__TASK REQUIREMENTS__
Copy out every line that contains "FAIR".

Excerpts from a figure dataset:
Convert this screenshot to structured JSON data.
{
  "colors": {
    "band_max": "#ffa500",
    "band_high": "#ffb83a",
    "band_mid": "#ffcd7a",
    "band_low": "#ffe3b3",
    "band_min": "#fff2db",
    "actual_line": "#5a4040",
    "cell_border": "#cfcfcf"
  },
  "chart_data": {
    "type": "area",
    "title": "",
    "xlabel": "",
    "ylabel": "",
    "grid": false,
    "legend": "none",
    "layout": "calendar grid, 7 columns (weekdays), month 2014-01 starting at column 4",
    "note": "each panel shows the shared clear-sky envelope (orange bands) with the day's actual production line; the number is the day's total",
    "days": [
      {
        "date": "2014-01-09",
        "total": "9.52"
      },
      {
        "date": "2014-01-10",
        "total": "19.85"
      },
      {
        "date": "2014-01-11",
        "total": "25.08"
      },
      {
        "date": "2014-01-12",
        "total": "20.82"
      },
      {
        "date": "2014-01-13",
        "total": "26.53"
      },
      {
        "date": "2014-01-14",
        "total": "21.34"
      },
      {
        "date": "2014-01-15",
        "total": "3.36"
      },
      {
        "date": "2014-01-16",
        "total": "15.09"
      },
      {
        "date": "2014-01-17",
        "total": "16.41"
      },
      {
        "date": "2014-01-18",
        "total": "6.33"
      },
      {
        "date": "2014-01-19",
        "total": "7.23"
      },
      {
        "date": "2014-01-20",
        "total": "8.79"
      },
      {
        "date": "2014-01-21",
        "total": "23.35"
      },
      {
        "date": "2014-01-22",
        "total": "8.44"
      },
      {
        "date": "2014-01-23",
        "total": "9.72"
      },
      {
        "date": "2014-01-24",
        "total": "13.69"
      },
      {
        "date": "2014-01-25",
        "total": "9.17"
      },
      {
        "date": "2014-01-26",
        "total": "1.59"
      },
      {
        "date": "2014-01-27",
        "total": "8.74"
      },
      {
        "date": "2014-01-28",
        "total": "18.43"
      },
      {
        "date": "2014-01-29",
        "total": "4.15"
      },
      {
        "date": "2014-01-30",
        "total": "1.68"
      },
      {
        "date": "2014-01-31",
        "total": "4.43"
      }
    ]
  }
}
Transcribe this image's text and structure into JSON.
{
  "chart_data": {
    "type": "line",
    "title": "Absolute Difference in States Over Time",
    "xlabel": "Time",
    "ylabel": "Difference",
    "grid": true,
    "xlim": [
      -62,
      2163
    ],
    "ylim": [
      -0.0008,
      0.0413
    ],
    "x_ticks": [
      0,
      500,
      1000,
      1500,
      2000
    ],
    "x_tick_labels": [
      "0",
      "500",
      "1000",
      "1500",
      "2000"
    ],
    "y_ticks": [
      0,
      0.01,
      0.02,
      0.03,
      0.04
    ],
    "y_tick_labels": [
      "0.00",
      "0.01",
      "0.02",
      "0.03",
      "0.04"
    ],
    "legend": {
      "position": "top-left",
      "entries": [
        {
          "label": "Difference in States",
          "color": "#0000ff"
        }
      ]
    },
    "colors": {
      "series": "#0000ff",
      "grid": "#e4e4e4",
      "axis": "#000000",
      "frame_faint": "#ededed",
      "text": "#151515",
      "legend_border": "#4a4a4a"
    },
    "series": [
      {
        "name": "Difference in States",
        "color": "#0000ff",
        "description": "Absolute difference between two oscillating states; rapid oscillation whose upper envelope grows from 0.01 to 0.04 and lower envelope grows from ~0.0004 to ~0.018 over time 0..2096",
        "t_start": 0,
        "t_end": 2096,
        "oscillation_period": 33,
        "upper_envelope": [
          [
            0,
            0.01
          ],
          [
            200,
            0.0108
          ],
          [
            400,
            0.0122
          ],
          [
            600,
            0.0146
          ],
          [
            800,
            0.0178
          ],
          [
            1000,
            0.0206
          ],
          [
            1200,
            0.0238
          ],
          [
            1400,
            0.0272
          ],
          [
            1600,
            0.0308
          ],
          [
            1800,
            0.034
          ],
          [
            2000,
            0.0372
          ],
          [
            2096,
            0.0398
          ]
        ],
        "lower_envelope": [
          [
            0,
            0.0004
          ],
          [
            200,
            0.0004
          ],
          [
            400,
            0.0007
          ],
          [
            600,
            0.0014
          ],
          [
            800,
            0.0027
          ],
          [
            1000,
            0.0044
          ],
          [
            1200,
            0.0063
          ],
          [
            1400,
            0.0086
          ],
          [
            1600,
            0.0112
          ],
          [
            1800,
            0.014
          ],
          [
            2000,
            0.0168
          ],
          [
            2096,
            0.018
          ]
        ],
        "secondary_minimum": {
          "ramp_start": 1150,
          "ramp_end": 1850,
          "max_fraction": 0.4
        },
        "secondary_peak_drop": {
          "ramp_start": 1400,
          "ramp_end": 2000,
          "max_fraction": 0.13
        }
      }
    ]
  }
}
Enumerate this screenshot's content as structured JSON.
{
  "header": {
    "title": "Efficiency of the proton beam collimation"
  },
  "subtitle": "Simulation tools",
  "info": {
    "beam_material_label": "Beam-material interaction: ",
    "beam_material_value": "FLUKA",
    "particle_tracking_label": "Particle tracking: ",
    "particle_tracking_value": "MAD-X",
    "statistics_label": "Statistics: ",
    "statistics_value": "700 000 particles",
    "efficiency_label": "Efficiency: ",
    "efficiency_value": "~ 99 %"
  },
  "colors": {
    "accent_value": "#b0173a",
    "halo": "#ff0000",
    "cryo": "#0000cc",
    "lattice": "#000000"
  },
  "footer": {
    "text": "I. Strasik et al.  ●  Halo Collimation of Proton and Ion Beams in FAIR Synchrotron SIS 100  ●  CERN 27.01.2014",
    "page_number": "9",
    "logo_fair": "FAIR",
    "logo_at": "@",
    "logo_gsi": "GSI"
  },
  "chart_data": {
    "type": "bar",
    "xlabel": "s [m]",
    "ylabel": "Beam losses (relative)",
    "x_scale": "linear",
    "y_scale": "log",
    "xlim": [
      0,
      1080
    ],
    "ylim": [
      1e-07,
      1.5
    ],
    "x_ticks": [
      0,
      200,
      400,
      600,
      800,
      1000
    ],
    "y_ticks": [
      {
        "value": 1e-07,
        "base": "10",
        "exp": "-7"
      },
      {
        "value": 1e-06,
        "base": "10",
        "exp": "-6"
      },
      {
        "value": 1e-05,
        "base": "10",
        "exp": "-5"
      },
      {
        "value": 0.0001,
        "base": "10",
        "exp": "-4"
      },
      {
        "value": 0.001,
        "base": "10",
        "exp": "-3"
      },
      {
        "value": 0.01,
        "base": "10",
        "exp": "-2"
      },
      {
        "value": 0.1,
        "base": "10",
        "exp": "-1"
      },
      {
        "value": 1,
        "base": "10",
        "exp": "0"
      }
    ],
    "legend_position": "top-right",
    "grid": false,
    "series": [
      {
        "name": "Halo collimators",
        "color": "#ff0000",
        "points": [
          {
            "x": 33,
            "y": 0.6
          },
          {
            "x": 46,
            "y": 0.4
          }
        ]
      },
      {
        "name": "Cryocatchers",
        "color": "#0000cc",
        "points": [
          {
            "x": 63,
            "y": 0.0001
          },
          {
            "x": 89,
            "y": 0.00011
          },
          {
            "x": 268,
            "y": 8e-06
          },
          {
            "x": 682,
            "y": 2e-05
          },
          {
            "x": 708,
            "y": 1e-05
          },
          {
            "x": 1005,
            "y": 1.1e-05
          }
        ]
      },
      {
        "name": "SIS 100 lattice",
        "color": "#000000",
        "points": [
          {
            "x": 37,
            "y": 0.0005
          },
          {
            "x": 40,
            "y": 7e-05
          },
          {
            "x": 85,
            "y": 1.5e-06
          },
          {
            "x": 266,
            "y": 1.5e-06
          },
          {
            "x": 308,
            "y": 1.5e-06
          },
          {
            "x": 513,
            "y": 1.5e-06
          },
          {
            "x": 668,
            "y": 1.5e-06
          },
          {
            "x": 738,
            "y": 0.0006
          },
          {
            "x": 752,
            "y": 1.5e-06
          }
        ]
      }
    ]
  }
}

__REPLY__
    "text": "I. Strasik et al.  ●  Halo Collimation of Proton and Ion Beams in FAIR Synchrotron SIS 100  ●  CERN 27.01.2014",
    "logo_fair": "FAIR",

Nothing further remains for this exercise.